**Job:**
Can you give all the records again without altering a single character?

[Stored entries]
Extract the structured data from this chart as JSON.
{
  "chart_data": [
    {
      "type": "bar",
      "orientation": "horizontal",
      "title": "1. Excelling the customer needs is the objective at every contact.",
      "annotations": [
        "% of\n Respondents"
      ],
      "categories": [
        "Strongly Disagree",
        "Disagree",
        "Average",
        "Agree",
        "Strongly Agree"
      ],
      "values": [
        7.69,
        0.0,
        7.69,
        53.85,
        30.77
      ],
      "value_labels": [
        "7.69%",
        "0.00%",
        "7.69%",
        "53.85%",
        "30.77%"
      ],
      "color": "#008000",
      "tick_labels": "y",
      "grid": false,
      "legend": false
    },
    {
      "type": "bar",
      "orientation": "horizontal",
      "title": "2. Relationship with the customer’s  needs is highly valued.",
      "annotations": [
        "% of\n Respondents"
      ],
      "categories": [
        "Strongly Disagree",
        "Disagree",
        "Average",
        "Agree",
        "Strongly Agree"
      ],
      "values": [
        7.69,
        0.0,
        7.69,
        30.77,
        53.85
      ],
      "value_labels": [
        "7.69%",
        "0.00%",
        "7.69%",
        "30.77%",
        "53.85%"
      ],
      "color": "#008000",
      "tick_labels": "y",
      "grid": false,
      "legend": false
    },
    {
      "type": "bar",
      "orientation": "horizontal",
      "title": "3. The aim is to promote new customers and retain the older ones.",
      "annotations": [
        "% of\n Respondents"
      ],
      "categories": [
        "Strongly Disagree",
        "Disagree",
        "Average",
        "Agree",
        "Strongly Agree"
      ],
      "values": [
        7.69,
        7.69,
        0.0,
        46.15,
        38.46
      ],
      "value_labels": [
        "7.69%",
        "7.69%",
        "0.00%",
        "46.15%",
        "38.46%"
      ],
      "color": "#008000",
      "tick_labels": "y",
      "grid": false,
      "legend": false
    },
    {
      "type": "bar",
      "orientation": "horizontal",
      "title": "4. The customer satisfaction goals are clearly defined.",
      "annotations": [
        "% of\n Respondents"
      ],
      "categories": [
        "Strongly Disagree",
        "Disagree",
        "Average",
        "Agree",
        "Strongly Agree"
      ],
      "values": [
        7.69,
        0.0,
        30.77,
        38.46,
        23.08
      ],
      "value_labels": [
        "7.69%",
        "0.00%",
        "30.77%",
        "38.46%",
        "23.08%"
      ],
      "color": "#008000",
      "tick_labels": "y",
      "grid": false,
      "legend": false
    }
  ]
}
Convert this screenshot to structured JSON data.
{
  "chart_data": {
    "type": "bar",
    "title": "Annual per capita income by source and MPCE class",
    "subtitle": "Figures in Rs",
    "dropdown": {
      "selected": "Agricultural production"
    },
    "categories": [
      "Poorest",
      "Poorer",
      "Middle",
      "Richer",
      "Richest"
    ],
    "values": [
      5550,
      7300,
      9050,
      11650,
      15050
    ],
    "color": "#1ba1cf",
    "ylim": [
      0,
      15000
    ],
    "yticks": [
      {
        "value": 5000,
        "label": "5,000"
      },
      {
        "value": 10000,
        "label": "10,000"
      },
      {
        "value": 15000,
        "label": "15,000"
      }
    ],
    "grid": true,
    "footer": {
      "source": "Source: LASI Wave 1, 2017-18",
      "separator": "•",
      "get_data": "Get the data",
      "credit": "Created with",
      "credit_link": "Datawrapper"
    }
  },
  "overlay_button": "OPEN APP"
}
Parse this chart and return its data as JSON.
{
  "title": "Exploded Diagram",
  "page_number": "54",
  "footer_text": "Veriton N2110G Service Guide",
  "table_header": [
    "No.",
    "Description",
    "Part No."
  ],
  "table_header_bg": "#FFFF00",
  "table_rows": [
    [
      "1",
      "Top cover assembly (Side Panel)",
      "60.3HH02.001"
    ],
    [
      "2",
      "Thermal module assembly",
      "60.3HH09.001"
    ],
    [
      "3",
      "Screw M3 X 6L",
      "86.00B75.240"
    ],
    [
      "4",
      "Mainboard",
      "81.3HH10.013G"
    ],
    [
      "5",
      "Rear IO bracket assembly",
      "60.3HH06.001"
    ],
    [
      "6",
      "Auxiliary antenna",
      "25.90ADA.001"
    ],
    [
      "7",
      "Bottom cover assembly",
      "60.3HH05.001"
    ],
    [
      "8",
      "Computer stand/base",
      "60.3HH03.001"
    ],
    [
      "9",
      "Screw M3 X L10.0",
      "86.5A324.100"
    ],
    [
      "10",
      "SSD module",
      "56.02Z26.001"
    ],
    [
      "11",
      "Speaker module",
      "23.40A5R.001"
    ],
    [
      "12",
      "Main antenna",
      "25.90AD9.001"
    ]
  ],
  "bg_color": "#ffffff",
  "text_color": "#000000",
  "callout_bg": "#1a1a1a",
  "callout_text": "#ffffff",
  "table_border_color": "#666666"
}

**Output of the task:**
Extract the structured data from this chart as JSON.
{
  "chart_data": [
    {
      "type": "bar",
      "orientation": "horizontal",
      "title": "1. Excelling the customer needs is the objective at every contact.",
      "annotations": [
        "% of\n Respondents"
      ],
      "categories": [
        "Strongly Disagree",
        "Disagree",
        "Average",
        "Agree",
        "Strongly Agree"
      ],
      "values": [
        7.69,
        0.0,
        7.69,
        53.85,
        30.77
      ],
      "value_labels": [
        "7.69%",
        "0.00%",
        "7.69%",
        "53.85%",
        "30.77%"
      ],
      "color": "#008000",
      "tick_labels": "y",
      "grid": false,
      "legend": false
    },
    {
      "type": "bar",
      "orientation": "horizontal",
      "title": "2. Relationship with the customer’s  needs is highly valued.",
      "annotations": [
        "% of\n Respondents"
      ],
      "categories": [
        "Strongly Disagree",
        "Disagree",
        "Average",
        "Agree",
        "Strongly Agree"
      ],
      "values": [
        7.69,
        0.0,
        7.69,
        30.77,
        53.85
      ],
      "value_labels": [
        "7.69%",
        "0.00%",
        "7.69%",
        "30.77%",
        "53.85%"
      ],
      "color": "#008000",
      "tick_labels": "y",
      "grid": false,
      "legend": false
    },
    {
      "type": "bar",
      "orientation": "horizontal",
      "title": "3. The aim is to promote new customers and retain the older ones.",
      "annotations": [
        "% of\n Respondents"
      ],
      "categories": [
        "Strongly Disagree",
        "Disagree",
        "Average",
        "Agree",
        "Strongly Agree"
      ],
      "values": [
        7.69,
        7.69,
        0.0,
        46.15,
        38.46
      ],
      "value_labels": [
        "7.69%",
        "7.69%",
        "0.00%",
        "46.15%",
        "38.46%"
      ],
      "color": "#008000",
      "tick_labels": "y",
      "grid": false,
      "legend": false
    },
    {
      "type": "bar",
      "orientation": "horizontal",
      "title": "4. The customer satisfaction goals are clearly defined.",
      "annotations": [
        "% of\n Respondents"
      ],
      "categories": [
        "Strongly Disagree",
        "Disagree",
        "Average",
        "Agree",
        "Strongly Agree"
      ],
      "values": [
        7.69,
        0.0,
        30.77,
        38.46,
        23.08
      ],
      "value_labels": [
        "7.69%",
        "0.00%",
        "30.77%",
        "38.46%",
        "23.08%"
      ],
      "color": "#008000",
      "tick_labels": "y",
      "grid": false,
      "legend": false
    }
  ]
}
Convert this screenshot to structured JSON data.
{
  "chart_data": {
    "type": "bar",
    "title": "Annual per capita income by source and MPCE class",
    "subtitle": "Figures in Rs",
    "dropdown": {
      "selected": "Agricultural production"
    },
    "categories": [
      "Poorest",
      "Poorer",
      "Middle",
      "Richer",
      "Richest"
    ],
    "values": [
      5550,
      7300,
      9050,
      11650,
      15050
    ],
    "color": "#1ba1cf",
    "ylim": [
      0,
      15000
    ],
    "yticks": [
      {
        "value": 5000,
        "label": "5,000"
      },
      {
        "value": 10000,
        "label": "10,000"
      },
      {
        "value": 15000,
        "label": "15,000"
      }
    ],
    "grid": true,
    "footer": {
      "source": "Source: LASI Wave 1, 2017-18",
      "separator": "•",
      "get_data": "Get the data",
      "credit": "Created with",
      "credit_link": "Datawrapper"
    }
  },
  "overlay_button": "OPEN APP"
}
Parse this chart and return its data as JSON.
{
  "title": "Exploded Diagram",
  "page_number": "54",
  "footer_text": "Veriton N2110G Service Guide",
  "table_header": [
    "No.",
    "Description",
    "Part No."
  ],
  "table_header_bg": "#FFFF00",
  "table_rows": [
    [
      "1",
      "Top cover assembly (Side Panel)",
      "60.3HH02.001"
    ],
    [
      "2",
      "Thermal module assembly",
      "60.3HH09.001"
    ],
    [
      "3",
      "Screw M3 X 6L",
      "86.00B75.240"
    ],
    [
      "4",
      "Mainboard",
      "81.3HH10.013G"
    ],
    [
      "5",
      "Rear IO bracket assembly",
      "60.3HH06.001"
    ],
    [
      "6",
      "Auxiliary antenna",
      "25.90ADA.001"
    ],
    [
      "7",
      "Bottom cover assembly",
      "60.3HH05.001"
    ],
    [
      "8",
      "Computer stand/base",
      "60.3HH03.001"
    ],
    [
      "9",
      "Screw M3 X L10.0",
      "86.5A324.100"
    ],
    [
      "10",
      "SSD module",
      "56.02Z26.001"
    ],
    [
      "11",
      "Speaker module",
      "23.40A5R.001"
    ],
    [
      "12",
      "Main antenna",
      "25.90AD9.001"
    ]
  ],
  "bg_color": "#ffffff",
  "text_color": "#000000",
  "callout_bg": "#1a1a1a",
  "callout_text": "#ffffff",
  "table_border_color": "#666666"
}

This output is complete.